§ **問題**: 下にある質問力についての文章を、一字も変えずに全文書き写しなさい。

§ **提示文**:
========
本記事は、徳吉陽河氏の著書『結果を出す人はどんな質問をしているのか?』(総合法令出版)の中から一部を抜粋・編集しています。

自信
(画像=Robert Kneschke / stock.adobe.com)

質問力とは自信とスキル

質問力は特別な能力ではなく、スキル(技術)として習得できるものです。
そのため、言葉や方法論として認識していなくとも、すでに無意識で行っている人もいるでしょうし、独自のメソッドを意識的に行っている人も多いと思います。

ここで示すメソッドは、コーチング心理学やポジティブ心理学で活用されている科学的な手法です。はじめは、抵抗があっても、実践してみることで質問のスキルが身につきます。
そして、経験が積み重なるといつのまにか、質問力が高まっている自分自身に気がつくはずです。まずは行動あるのみです。
メソッドを知っただけで満足せずにスキルとして自分のものにしていきましょう。

では、質問力が高まると、どのような質問ができるようになるのでしょうか。
========
§ **表示資料**:
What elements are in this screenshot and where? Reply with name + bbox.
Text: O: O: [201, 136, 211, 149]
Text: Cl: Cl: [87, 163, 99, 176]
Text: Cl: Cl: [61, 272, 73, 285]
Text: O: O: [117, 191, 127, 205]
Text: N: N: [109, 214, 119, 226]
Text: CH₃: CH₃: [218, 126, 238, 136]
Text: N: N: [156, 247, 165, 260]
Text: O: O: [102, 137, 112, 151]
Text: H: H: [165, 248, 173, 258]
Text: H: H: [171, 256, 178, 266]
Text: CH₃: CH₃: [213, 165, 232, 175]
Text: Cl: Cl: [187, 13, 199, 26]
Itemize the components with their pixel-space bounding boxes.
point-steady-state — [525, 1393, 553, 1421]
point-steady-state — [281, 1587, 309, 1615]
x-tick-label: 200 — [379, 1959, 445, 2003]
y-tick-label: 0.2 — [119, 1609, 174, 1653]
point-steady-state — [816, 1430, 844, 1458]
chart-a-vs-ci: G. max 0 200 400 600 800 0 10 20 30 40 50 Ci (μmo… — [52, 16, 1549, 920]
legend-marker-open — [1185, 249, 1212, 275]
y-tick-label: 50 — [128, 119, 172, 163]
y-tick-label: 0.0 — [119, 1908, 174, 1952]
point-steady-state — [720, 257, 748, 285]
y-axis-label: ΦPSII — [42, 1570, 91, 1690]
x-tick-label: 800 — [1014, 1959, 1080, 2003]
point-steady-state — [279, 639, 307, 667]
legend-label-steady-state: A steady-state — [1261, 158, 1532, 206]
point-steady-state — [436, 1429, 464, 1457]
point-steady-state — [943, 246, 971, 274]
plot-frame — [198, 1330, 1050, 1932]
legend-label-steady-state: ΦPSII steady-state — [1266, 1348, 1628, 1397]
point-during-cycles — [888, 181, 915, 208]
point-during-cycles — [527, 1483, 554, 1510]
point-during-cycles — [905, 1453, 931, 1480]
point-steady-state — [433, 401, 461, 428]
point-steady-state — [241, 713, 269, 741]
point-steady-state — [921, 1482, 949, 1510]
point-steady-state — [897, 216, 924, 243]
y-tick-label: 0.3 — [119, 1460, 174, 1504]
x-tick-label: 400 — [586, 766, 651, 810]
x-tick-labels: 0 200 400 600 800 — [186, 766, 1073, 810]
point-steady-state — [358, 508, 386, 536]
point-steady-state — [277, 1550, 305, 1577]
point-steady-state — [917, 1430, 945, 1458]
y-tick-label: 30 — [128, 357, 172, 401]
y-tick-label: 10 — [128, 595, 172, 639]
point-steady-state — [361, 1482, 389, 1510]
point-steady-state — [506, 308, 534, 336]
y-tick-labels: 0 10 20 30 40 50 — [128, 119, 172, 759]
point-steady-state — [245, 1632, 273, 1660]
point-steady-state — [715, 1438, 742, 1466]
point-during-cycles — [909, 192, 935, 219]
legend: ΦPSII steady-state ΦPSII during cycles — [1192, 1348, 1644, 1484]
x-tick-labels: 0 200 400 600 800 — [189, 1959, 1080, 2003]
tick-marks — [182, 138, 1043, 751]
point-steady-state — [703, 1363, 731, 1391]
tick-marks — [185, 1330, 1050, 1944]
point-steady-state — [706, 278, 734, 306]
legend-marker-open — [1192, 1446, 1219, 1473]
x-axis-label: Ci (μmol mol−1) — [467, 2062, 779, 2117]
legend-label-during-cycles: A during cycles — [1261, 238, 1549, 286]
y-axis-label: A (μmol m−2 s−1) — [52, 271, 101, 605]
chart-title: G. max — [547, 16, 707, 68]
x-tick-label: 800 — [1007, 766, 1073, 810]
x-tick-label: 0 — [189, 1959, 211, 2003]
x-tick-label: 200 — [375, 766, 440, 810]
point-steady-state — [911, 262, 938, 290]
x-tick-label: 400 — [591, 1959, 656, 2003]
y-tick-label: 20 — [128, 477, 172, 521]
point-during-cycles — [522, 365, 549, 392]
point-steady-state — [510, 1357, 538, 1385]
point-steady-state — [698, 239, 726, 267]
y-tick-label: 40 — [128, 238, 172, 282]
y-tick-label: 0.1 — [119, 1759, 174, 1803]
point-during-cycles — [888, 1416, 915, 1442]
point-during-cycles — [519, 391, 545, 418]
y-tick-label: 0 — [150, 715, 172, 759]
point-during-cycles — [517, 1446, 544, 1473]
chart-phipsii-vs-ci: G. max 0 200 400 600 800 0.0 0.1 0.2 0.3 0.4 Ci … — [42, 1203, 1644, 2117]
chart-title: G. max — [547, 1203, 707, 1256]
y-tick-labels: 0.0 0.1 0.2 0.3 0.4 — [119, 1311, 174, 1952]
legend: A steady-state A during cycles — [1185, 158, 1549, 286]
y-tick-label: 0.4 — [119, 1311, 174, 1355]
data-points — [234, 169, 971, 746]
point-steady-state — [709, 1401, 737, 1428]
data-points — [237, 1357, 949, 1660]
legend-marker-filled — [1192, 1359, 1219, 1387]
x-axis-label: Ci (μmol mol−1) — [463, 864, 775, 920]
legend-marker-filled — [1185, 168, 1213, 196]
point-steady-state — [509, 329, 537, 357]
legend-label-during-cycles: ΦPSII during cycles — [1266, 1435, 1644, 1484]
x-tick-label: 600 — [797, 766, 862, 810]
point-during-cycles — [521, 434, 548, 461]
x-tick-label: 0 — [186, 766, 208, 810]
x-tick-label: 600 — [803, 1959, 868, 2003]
========
§ **解答**:
本記事は、徳吉陽河氏の著書『結果を出す人はどんな質問をしているのか?』(総合法令出版)の中から一部を抜粋・編集しています。

自信
(画像=Robert Kneschke / stock.adobe.com)

質問力とは自信とスキル

質問力は特別な能力ではなく、スキル(技術)として習得できるものです。
そのため、言葉や方法論として認識していなくとも、すでに無意識で行っている人もいるでしょうし、独自のメソッドを意識的に行っている人も多いと思います。

ここで示すメソッドは、コーチング心理学やポジティブ心理学で活用されている科学的な手法です。はじめは、抵抗があっても、実践してみることで質問のスキルが身につきます。
そして、経験が積み重なるといつのまにか、質問力が高まっている自分自身に気がつくはずです。まずは行動あるのみです。
メソッドを知っただけで満足せずにスキルとして自分のものにしていきましょう。

では、質問力が高まると、どのような質問ができるようになるのでしょうか。